--- Start of Information given ---

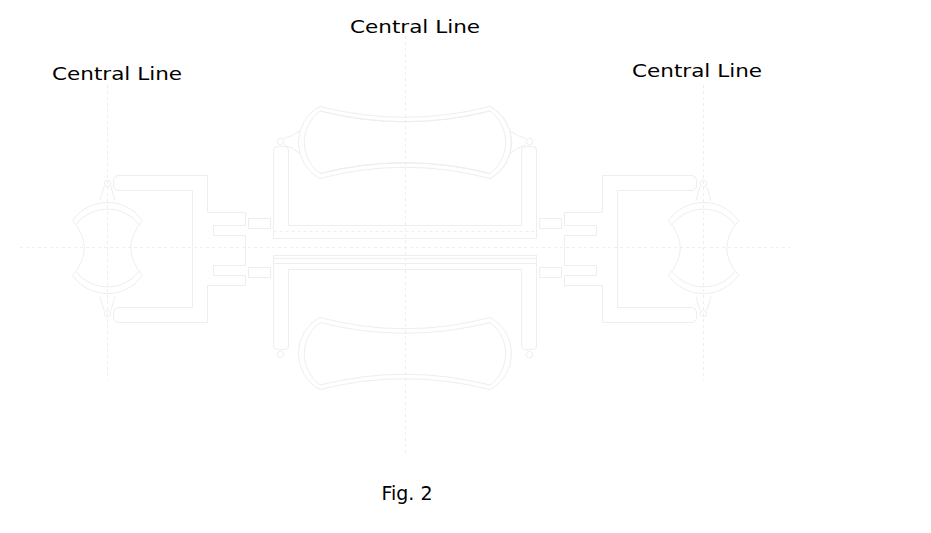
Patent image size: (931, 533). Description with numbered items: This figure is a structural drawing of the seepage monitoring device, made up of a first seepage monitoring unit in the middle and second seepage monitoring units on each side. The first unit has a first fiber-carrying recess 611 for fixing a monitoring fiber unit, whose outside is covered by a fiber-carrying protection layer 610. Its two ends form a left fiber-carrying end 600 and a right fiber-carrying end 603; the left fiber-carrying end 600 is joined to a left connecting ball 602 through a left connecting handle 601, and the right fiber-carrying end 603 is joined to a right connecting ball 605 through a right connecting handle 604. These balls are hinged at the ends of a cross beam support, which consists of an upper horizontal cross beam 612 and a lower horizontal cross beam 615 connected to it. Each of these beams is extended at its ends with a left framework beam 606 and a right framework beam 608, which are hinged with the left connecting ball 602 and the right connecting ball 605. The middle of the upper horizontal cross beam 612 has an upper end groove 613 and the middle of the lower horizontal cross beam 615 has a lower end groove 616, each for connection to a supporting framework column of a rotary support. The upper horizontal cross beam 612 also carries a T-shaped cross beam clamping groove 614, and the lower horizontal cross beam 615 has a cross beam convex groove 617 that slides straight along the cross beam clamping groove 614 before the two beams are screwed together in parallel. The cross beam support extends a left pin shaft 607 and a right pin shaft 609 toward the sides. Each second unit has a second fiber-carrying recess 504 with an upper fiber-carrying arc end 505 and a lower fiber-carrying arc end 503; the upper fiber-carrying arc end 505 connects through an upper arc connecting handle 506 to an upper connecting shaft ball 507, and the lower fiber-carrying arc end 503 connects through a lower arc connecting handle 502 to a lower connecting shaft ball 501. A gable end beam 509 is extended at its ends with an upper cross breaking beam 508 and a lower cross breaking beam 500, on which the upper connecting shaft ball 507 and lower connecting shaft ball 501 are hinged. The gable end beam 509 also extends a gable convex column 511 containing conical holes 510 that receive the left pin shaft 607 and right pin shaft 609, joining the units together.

The lower cross breaking beam 500 is at (404, 320).
The lower connecting shaft ball 501 is at (407, 324).
The lower arc connecting handle 502 is at (405, 311).
The lower fiber-carrying arc end 503 is at (403, 283).
The second fiber-carrying recess 504 is at (403, 248).
The upper fiber-carrying arc end 505 is at (407, 213).
The upper arc connecting handle 506 is at (405, 187).
The upper connecting shaft ball 507 is at (406, 171).
The upper cross breaking beam 508 is at (404, 177).
The gable end beam 509 is at (415, 249).
The conical holes 510 is at (405, 288).
The gable convex column 511 is at (405, 202).
The left fiber-carrying end 600 is at (393, 248).
The left connecting handle 601 is at (269, 249).
The left connecting ball 602 is at (255, 247).
The right fiber-carrying end 603 is at (510, 245).
The right connecting handle 604 is at (534, 246).
The right connecting ball 605 is at (549, 248).
The left framework beam 606 is at (296, 247).
The left pin shaft 607 is at (285, 247).
The right framework beam 608 is at (514, 247).
The right pin shaft 609 is at (524, 246).
The fiber-carrying protection layer 610 is at (404, 249).
The first fiber-carrying recess 611 is at (405, 255).
The upper horizontal cross beam 612 is at (405, 221).
The upper end groove 613 is at (419, 208).
The T-shaped cross beam clamping groove 614 is at (405, 221).
The lower horizontal cross beam 615 is at (405, 278).
The lower end groove 616 is at (405, 280).
The cross beam convex groove 617 is at (508, 276).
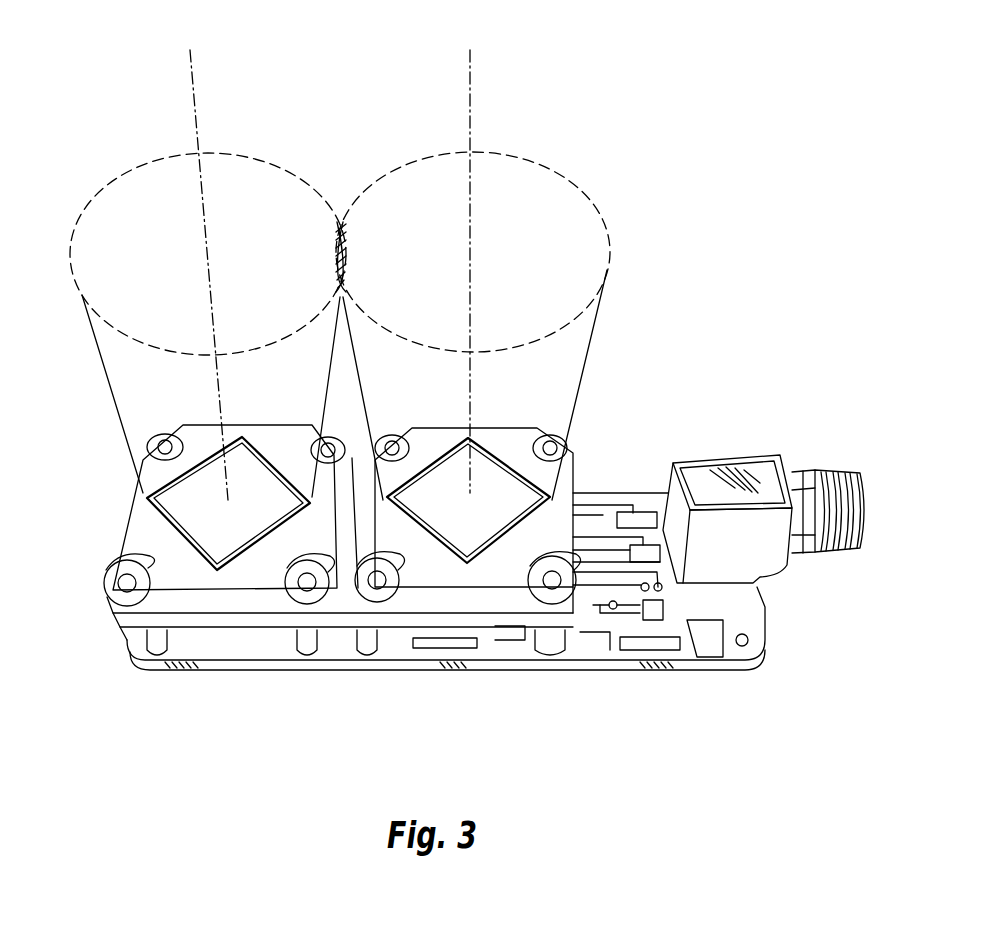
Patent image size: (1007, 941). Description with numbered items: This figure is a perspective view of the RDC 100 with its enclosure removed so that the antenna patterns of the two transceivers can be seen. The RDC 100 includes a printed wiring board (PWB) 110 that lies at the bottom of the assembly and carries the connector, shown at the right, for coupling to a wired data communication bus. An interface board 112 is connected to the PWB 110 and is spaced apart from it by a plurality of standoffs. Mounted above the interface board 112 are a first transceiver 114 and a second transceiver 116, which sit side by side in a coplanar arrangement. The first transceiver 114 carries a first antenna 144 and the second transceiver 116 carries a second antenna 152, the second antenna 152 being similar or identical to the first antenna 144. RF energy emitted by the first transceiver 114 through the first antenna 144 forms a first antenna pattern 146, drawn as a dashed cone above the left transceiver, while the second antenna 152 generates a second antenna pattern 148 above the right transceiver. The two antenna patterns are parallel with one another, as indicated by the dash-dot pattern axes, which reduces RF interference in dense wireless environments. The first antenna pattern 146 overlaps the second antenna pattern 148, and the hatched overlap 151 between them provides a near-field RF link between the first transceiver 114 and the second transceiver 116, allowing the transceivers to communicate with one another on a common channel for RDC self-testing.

The RDC 100 is at (717, 410).
The printed wiring board 110 is at (277, 640).
The interface board 112 is at (200, 603).
The first transceiver 114 is at (127, 530).
The second transceiver 116 is at (560, 500).
The first antenna 144 is at (250, 468).
The first antenna pattern 146 is at (96, 205).
The second antenna pattern 148 is at (585, 195).
The overlap 151 is at (330, 246).
The second antenna 152 is at (490, 470).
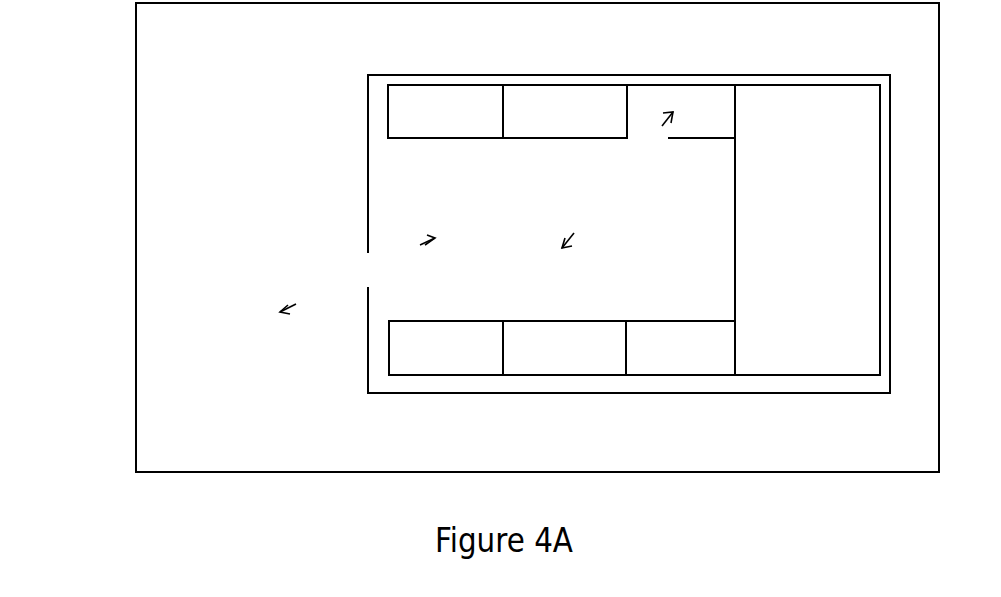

--- End of Information given ---

Your goal
Please repeat the records above without the pictures, switching "Description with numbered items" to "Numbered description" and leaving everything else unchanged.

Correct output
Patent image size: (931, 533). Numbered description: This figure is a structural drawing of the seepage monitoring device, made up of a first seepage monitoring unit in the middle and second seepage monitoring units on each side. The first unit has a first fiber-carrying recess 611 for fixing a monitoring fiber unit, whose outside is covered by a fiber-carrying protection layer 610. Its two ends form a left fiber-carrying end 600 and a right fiber-carrying end 603; the left fiber-carrying end 600 is joined to a left connecting ball 602 through a left connecting handle 601, and the right fiber-carrying end 603 is joined to a right connecting ball 605 through a right connecting handle 604. These balls are hinged at the ends of a cross beam support, which consists of an upper horizontal cross beam 612 and a lower horizontal cross beam 615 connected to it. Each of these beams is extended at its ends with a left framework beam 606 and a right framework beam 608, which are hinged with the left connecting ball 602 and the right connecting ball 605. The middle of the upper horizontal cross beam 612 has an upper end groove 613 and the middle of the lower horizontal cross beam 615 has a lower end groove 616, each for connection to a supporting framework column of a rotary support. The upper horizontal cross beam 612 also carries a T-shaped cross beam clamping groove 614, and the lower horizontal cross beam 615 has a cross beam convex groove 617 that slides straight along the cross beam clamping groove 614 before the two beams are screwed together in parallel. The cross beam support extends a left pin shaft 607 and a right pin shaft 609 toward the sides. Each second unit has a second fiber-carrying recess 504 with an upper fiber-carrying arc end 505 and a lower fiber-carrying arc end 503; the upper fiber-carrying arc end 505 connects through an upper arc connecting handle 506 to an upper connecting shaft ball 507, and the lower fiber-carrying arc end 503 connects through a lower arc connecting handle 502 to a lower connecting shaft ball 501. A gable end beam 509 is extended at its ends with an upper cross breaking beam 508 and a lower cross breaking beam 500, on which the upper connecting shaft ball 507 and lower connecting shaft ball 501 are hinged. The gable end beam 509 also extends a gable convex column 511 containing conical holes 510 that receive the left pin shaft 607 and right pin shaft 609, joining the units together.

The lower cross breaking beam 500 is at (404, 320).
The lower connecting shaft ball 501 is at (407, 324).
The lower arc connecting handle 502 is at (405, 311).
The lower fiber-carrying arc end 503 is at (403, 283).
The second fiber-carrying recess 504 is at (403, 248).
The upper fiber-carrying arc end 505 is at (407, 213).
The upper arc connecting handle 506 is at (405, 187).
The upper connecting shaft ball 507 is at (406, 171).
The upper cross breaking beam 508 is at (404, 177).
The gable end beam 509 is at (415, 249).
The conical holes 510 is at (405, 288).
The gable convex column 511 is at (405, 202).
The left fiber-carrying end 600 is at (393, 248).
The left connecting handle 601 is at (269, 249).
The left connecting ball 602 is at (255, 247).
The right fiber-carrying end 603 is at (510, 245).
The right connecting handle 604 is at (534, 246).
The right connecting ball 605 is at (549, 248).
The left framework beam 606 is at (296, 247).
The left pin shaft 607 is at (285, 247).
The right framework beam 608 is at (514, 247).
The right pin shaft 609 is at (524, 246).
The fiber-carrying protection layer 610 is at (404, 249).
The first fiber-carrying recess 611 is at (405, 255).
The upper horizontal cross beam 612 is at (405, 221).
The upper end groove 613 is at (419, 208).
The T-shaped cross beam clamping groove 614 is at (405, 221).
The lower horizontal cross beam 615 is at (405, 278).
The lower end groove 616 is at (405, 280).
The cross beam convex groove 617 is at (508, 276).
Patent image size: (1007, 941). Numbered description: This figure is a perspective view of the RDC 100 with its enclosure removed so that the antenna patterns of the two transceivers can be seen. The RDC 100 includes a printed wiring board (PWB) 110 that lies at the bottom of the assembly and carries the connector, shown at the right, for coupling to a wired data communication bus. An interface board 112 is connected to the PWB 110 and is spaced apart from it by a plurality of standoffs. Mounted above the interface board 112 are a first transceiver 114 and a second transceiver 116, which sit side by side in a coplanar arrangement. The first transceiver 114 carries a first antenna 144 and the second transceiver 116 carries a second antenna 152, the second antenna 152 being similar or identical to the first antenna 144. RF energy emitted by the first transceiver 114 through the first antenna 144 forms a first antenna pattern 146, drawn as a dashed cone above the left transceiver, while the second antenna 152 generates a second antenna pattern 148 above the right transceiver. The two antenna patterns are parallel with one another, as indicated by the dash-dot pattern axes, which reduces RF interference in dense wireless environments. The first antenna pattern 146 overlaps the second antenna pattern 148, and the hatched overlap 151 between them provides a near-field RF link between the first transceiver 114 and the second transceiver 116, allowing the transceivers to communicate with one another on a common channel for RDC self-testing.

The RDC 100 is at (717, 410).
The printed wiring board 110 is at (277, 640).
The interface board 112 is at (200, 603).
The first transceiver 114 is at (127, 530).
The second transceiver 116 is at (560, 500).
The first antenna 144 is at (250, 468).
The first antenna pattern 146 is at (96, 205).
The second antenna pattern 148 is at (585, 195).
The overlap 151 is at (330, 246).
The second antenna 152 is at (490, 470).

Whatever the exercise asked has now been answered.